start DATA FOR PROCESSING

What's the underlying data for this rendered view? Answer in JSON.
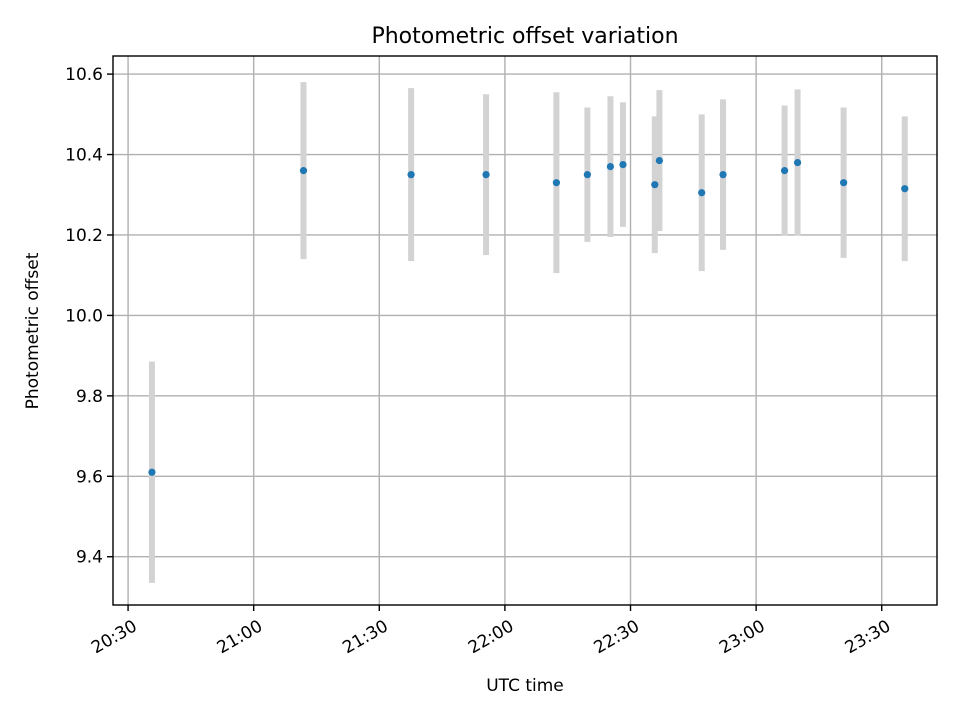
{
  "chart_data": {
    "type": "scatter",
    "title": "Photometric offset variation",
    "xlabel": "UTC time",
    "ylabel": "Photometric offset",
    "xlim": [
      "20:26:24",
      "23:43:12"
    ],
    "ylim": [
      9.28,
      10.645
    ],
    "grid": true,
    "xticks": [
      "20:30",
      "21:00",
      "21:30",
      "22:00",
      "22:30",
      "23:00",
      "23:30"
    ],
    "yticks": [
      "9.4",
      "9.6",
      "9.8",
      "10.0",
      "10.2",
      "10.4",
      "10.6"
    ],
    "colors": {
      "marker": "#1f77b4",
      "errorbar": "#d3d3d3",
      "grid": "#b0b0b0"
    },
    "points": [
      {
        "t": "20:35:42",
        "y": 9.61,
        "err": 0.275
      },
      {
        "t": "21:11:54",
        "y": 10.36,
        "err": 0.22
      },
      {
        "t": "21:37:36",
        "y": 10.35,
        "err": 0.215
      },
      {
        "t": "21:55:30",
        "y": 10.35,
        "err": 0.2
      },
      {
        "t": "22:12:18",
        "y": 10.33,
        "err": 0.225
      },
      {
        "t": "22:19:42",
        "y": 10.35,
        "err": 0.167
      },
      {
        "t": "22:25:12",
        "y": 10.37,
        "err": 0.175
      },
      {
        "t": "22:28:12",
        "y": 10.375,
        "err": 0.155
      },
      {
        "t": "22:35:48",
        "y": 10.325,
        "err": 0.17
      },
      {
        "t": "22:36:54",
        "y": 10.385,
        "err": 0.175
      },
      {
        "t": "22:47:00",
        "y": 10.305,
        "err": 0.195
      },
      {
        "t": "22:52:06",
        "y": 10.35,
        "err": 0.187
      },
      {
        "t": "23:06:48",
        "y": 10.36,
        "err": 0.162
      },
      {
        "t": "23:09:54",
        "y": 10.38,
        "err": 0.182
      },
      {
        "t": "23:20:54",
        "y": 10.33,
        "err": 0.187
      },
      {
        "t": "23:35:30",
        "y": 10.315,
        "err": 0.18
      }
    ]
  }
}
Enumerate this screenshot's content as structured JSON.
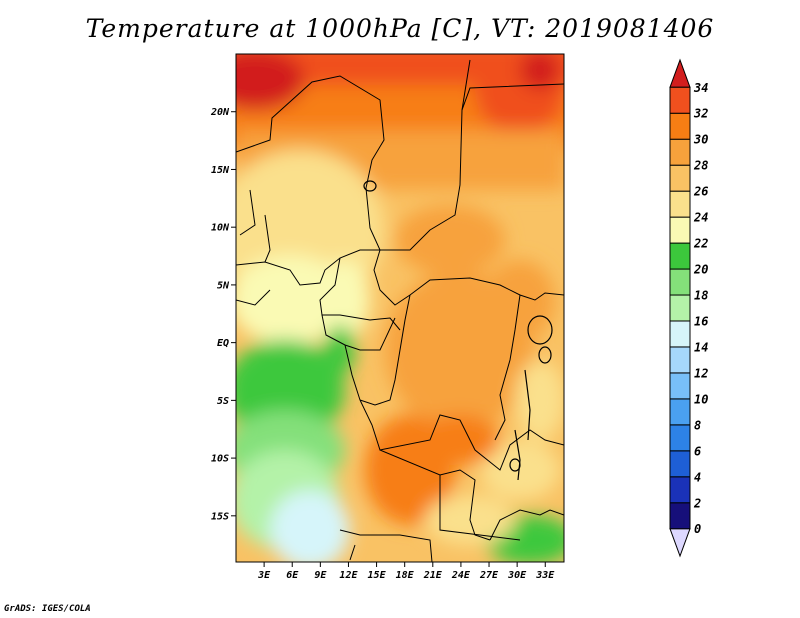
{
  "title": "Temperature at 1000hPa [C], VT: 2019081406",
  "credit": "GrADS: IGES/COLA",
  "map": {
    "lat_ticks": [
      {
        "lat": 20,
        "label": "20N"
      },
      {
        "lat": 15,
        "label": "15N"
      },
      {
        "lat": 10,
        "label": "10N"
      },
      {
        "lat": 5,
        "label": "5N"
      },
      {
        "lat": 0,
        "label": "EQ"
      },
      {
        "lat": -5,
        "label": "5S"
      },
      {
        "lat": -10,
        "label": "10S"
      },
      {
        "lat": -15,
        "label": "15S"
      }
    ],
    "lon_ticks": [
      {
        "lon": 3,
        "label": "3E"
      },
      {
        "lon": 6,
        "label": "6E"
      },
      {
        "lon": 9,
        "label": "9E"
      },
      {
        "lon": 12,
        "label": "12E"
      },
      {
        "lon": 15,
        "label": "15E"
      },
      {
        "lon": 18,
        "label": "18E"
      },
      {
        "lon": 21,
        "label": "21E"
      },
      {
        "lon": 24,
        "label": "24E"
      },
      {
        "lon": 27,
        "label": "27E"
      },
      {
        "lon": 30,
        "label": "30E"
      },
      {
        "lon": 33,
        "label": "33E"
      }
    ],
    "lon_range": [
      0,
      35
    ],
    "lat_range": [
      -19,
      25
    ]
  },
  "colorbar": {
    "levels": [
      "0",
      "2",
      "4",
      "6",
      "8",
      "10",
      "12",
      "14",
      "16",
      "18",
      "20",
      "22",
      "24",
      "26",
      "28",
      "30",
      "32",
      "34"
    ],
    "colors": [
      "#160f7a",
      "#1a32b8",
      "#1e5fd6",
      "#2d82e6",
      "#4aa0f0",
      "#78bff8",
      "#a6d8fc",
      "#d6f5fa",
      "#b4f2a8",
      "#84e07a",
      "#3cc83c",
      "#fafab4",
      "#fae08c",
      "#f9c264",
      "#f7a23c",
      "#f77e14",
      "#f0501e",
      "#d21e1e"
    ]
  }
}
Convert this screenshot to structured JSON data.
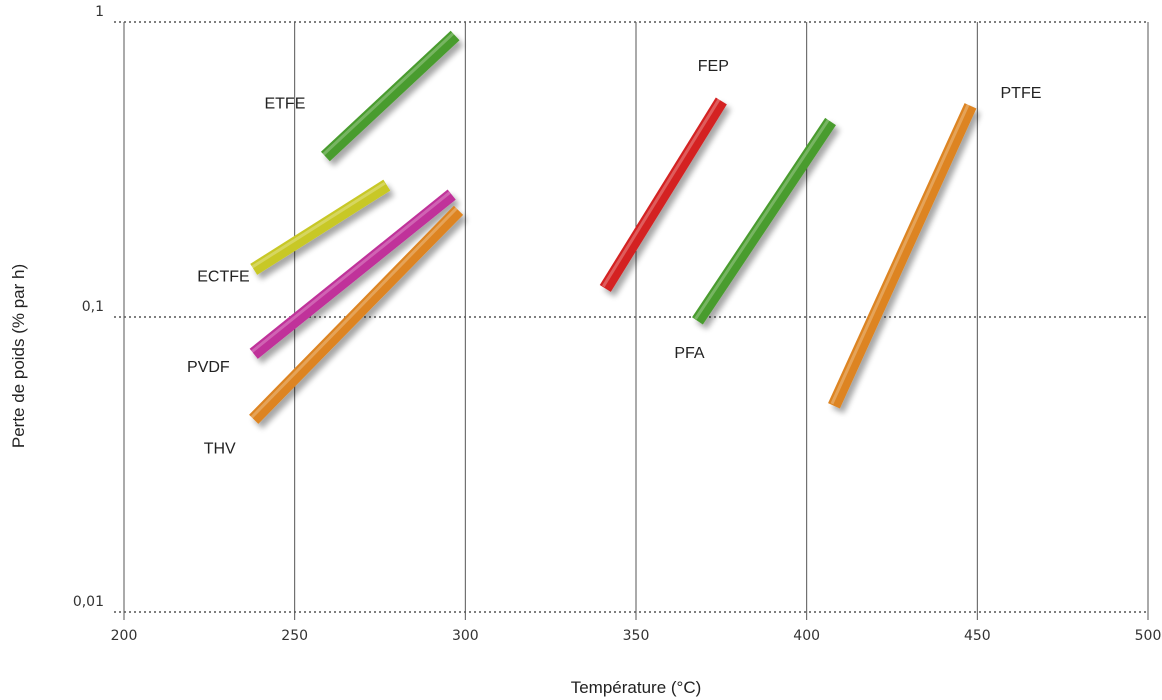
{
  "chart_data": {
    "type": "line",
    "xlabel": "Température (°C)",
    "ylabel": "Perte de poids (% par h)",
    "xlim": [
      200,
      500
    ],
    "ylim": [
      0.01,
      1
    ],
    "y_scale": "log",
    "x_ticks": [
      "200",
      "250",
      "300",
      "350",
      "400",
      "450",
      "500"
    ],
    "y_ticks": [
      {
        "value": 0.01,
        "label": "0,01"
      },
      {
        "value": 0.1,
        "label": "0,1"
      },
      {
        "value": 1,
        "label": "1"
      }
    ],
    "grid": {
      "vertical": "solid",
      "horizontal": "dotted"
    },
    "series": [
      {
        "name": "ETFE",
        "color": "#4a9c2e",
        "points": [
          [
            259,
            0.35
          ],
          [
            297,
            0.9
          ]
        ]
      },
      {
        "name": "ECTFE",
        "color": "#c8c828",
        "points": [
          [
            238,
            0.145
          ],
          [
            277,
            0.28
          ]
        ]
      },
      {
        "name": "PVDF",
        "color": "#c0309a",
        "points": [
          [
            238,
            0.075
          ],
          [
            296,
            0.26
          ]
        ]
      },
      {
        "name": "THV",
        "color": "#dd8420",
        "points": [
          [
            238,
            0.045
          ],
          [
            298,
            0.23
          ]
        ]
      },
      {
        "name": "FEP",
        "color": "#d42424",
        "points": [
          [
            341,
            0.125
          ],
          [
            375,
            0.54
          ]
        ]
      },
      {
        "name": "PFA",
        "color": "#4a9c2e",
        "points": [
          [
            368,
            0.097
          ],
          [
            407,
            0.46
          ]
        ]
      },
      {
        "name": "PTFE",
        "color": "#dd8420",
        "points": [
          [
            408,
            0.05
          ],
          [
            448,
            0.52
          ]
        ]
      }
    ]
  }
}
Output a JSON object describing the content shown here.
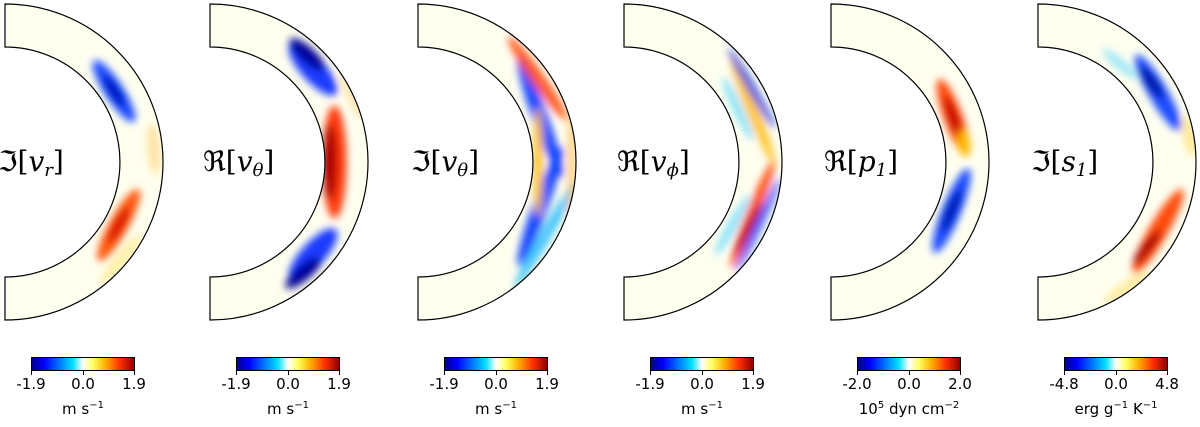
{
  "panels": [
    {
      "id": "vr",
      "label_op": "ℑ",
      "label_var": "v",
      "label_sub": "r",
      "cbar": {
        "min": "-1.9",
        "mid": "0.0",
        "max": "1.9",
        "unit_pre": "m s",
        "unit_sup": "−1",
        "unit_post": ""
      },
      "colormap": "jet-white-center"
    },
    {
      "id": "vth_re",
      "label_op": "ℜ",
      "label_var": "v",
      "label_sub": "θ",
      "cbar": {
        "min": "-1.9",
        "mid": "0.0",
        "max": "1.9",
        "unit_pre": "m s",
        "unit_sup": "−1",
        "unit_post": ""
      },
      "colormap": "jet-white-center"
    },
    {
      "id": "vth_im",
      "label_op": "ℑ",
      "label_var": "v",
      "label_sub": "θ",
      "cbar": {
        "min": "-1.9",
        "mid": "0.0",
        "max": "1.9",
        "unit_pre": "m s",
        "unit_sup": "−1",
        "unit_post": ""
      },
      "colormap": "jet-white-center"
    },
    {
      "id": "vphi",
      "label_op": "ℜ",
      "label_var": "v",
      "label_sub": "ϕ",
      "cbar": {
        "min": "-1.9",
        "mid": "0.0",
        "max": "1.9",
        "unit_pre": "m s",
        "unit_sup": "−1",
        "unit_post": ""
      },
      "colormap": "jet-white-center"
    },
    {
      "id": "p1",
      "label_op": "ℜ",
      "label_var": "p",
      "label_sub": "1",
      "cbar": {
        "min": "-2.0",
        "mid": "0.0",
        "max": "2.0",
        "unit_pre": "10",
        "unit_sup": "5",
        "unit_post": " dyn cm",
        "unit_sup2": "−2"
      },
      "colormap": "jet-white-center"
    },
    {
      "id": "s1",
      "label_op": "ℑ",
      "label_var": "s",
      "label_sub": "1",
      "cbar": {
        "min": "-4.8",
        "mid": "0.0",
        "max": "4.8",
        "unit_pre": "erg g",
        "unit_sup": "−1",
        "unit_post": " K",
        "unit_sup2": "−1"
      },
      "colormap": "jet-white-center"
    }
  ]
}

end DATA FOR PROCESSING

**WHAT THE EXERCISE ASKS**.
Scan the material above and determine how many lines include the word "structured"; report only the number.

**THE RESPONSE**.
2